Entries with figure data
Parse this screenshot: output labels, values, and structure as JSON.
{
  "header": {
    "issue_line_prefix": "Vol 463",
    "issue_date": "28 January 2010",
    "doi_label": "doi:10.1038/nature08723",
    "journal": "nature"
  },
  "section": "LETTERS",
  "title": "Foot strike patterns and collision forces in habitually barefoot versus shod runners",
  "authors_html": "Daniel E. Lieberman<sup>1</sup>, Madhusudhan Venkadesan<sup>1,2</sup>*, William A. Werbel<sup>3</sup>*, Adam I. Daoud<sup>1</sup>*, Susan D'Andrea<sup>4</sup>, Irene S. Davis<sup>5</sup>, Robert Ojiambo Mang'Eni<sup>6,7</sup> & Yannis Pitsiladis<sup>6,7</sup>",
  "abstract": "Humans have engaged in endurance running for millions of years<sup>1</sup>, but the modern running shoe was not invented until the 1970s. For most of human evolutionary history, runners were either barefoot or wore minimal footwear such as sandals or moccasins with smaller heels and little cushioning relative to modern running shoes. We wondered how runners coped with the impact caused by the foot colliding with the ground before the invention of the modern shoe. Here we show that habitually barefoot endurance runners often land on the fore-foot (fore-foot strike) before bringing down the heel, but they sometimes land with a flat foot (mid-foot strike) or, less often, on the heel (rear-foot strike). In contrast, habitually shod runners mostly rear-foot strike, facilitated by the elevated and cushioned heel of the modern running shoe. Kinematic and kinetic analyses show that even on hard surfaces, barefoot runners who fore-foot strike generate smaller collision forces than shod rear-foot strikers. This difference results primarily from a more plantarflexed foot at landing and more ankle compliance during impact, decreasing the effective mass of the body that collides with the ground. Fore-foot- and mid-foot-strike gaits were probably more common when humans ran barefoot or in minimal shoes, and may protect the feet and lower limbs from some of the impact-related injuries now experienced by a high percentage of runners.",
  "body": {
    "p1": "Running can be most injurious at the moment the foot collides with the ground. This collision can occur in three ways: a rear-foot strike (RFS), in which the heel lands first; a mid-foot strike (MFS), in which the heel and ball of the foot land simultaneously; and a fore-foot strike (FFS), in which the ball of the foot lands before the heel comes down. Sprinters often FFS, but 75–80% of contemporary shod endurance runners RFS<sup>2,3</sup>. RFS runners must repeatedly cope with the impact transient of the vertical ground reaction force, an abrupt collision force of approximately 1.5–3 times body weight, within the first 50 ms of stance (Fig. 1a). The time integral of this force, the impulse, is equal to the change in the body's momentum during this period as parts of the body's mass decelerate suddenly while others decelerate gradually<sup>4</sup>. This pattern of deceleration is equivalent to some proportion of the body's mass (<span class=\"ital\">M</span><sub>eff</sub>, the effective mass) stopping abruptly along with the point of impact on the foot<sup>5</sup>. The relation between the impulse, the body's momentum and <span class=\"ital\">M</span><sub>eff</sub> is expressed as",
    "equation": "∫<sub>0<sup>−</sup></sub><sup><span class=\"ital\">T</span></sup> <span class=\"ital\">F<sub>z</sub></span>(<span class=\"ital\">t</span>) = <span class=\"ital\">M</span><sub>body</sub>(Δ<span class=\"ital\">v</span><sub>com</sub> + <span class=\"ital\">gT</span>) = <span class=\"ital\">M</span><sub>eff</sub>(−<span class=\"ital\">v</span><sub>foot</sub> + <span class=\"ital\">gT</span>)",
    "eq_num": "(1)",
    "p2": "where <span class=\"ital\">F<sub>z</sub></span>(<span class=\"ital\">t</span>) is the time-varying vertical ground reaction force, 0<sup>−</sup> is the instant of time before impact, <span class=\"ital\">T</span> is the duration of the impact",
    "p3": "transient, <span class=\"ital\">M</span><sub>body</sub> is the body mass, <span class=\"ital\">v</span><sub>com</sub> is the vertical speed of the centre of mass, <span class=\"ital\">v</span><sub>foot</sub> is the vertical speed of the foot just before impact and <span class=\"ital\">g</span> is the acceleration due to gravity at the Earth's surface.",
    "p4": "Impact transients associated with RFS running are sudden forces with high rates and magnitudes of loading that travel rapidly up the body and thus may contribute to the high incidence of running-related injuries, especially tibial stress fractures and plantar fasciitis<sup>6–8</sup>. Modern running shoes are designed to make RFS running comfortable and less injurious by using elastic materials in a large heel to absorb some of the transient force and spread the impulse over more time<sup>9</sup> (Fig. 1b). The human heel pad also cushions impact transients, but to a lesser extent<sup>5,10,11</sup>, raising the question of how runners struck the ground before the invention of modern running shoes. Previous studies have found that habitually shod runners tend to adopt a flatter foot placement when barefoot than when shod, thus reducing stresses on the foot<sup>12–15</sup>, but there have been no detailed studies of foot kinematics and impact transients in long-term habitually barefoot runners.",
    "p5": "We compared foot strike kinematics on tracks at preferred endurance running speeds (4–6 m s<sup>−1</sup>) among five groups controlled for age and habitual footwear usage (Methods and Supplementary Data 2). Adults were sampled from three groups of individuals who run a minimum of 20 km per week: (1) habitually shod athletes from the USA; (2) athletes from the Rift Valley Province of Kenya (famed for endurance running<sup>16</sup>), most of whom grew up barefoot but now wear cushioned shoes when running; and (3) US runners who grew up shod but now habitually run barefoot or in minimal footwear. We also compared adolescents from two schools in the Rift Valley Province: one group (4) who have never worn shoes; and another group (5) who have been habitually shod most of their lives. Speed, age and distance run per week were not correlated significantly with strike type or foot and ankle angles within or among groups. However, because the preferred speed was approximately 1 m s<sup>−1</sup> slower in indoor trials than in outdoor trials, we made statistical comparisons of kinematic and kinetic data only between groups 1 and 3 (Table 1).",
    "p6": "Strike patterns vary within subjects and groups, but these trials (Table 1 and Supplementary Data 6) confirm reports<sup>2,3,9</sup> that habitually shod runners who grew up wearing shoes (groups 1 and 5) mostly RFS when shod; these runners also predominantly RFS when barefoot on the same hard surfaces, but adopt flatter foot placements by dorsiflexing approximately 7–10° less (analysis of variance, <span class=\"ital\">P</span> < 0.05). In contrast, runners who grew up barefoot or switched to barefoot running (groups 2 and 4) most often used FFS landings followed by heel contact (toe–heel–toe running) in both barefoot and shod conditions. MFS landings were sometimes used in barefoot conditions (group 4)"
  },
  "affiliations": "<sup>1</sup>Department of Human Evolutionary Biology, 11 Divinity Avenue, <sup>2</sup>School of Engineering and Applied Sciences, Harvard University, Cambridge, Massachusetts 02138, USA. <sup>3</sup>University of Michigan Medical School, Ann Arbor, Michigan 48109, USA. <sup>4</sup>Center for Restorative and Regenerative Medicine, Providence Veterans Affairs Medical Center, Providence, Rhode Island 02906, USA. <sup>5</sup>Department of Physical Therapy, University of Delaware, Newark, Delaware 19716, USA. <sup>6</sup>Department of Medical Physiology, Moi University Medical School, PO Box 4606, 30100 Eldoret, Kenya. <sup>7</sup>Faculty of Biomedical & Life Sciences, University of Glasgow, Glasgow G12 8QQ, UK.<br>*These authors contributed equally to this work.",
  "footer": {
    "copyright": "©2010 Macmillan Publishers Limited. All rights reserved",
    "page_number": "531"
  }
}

### What the task asks
Determine how many lines of this listing contain "adopt", and give only the number.

### Solution to this task
2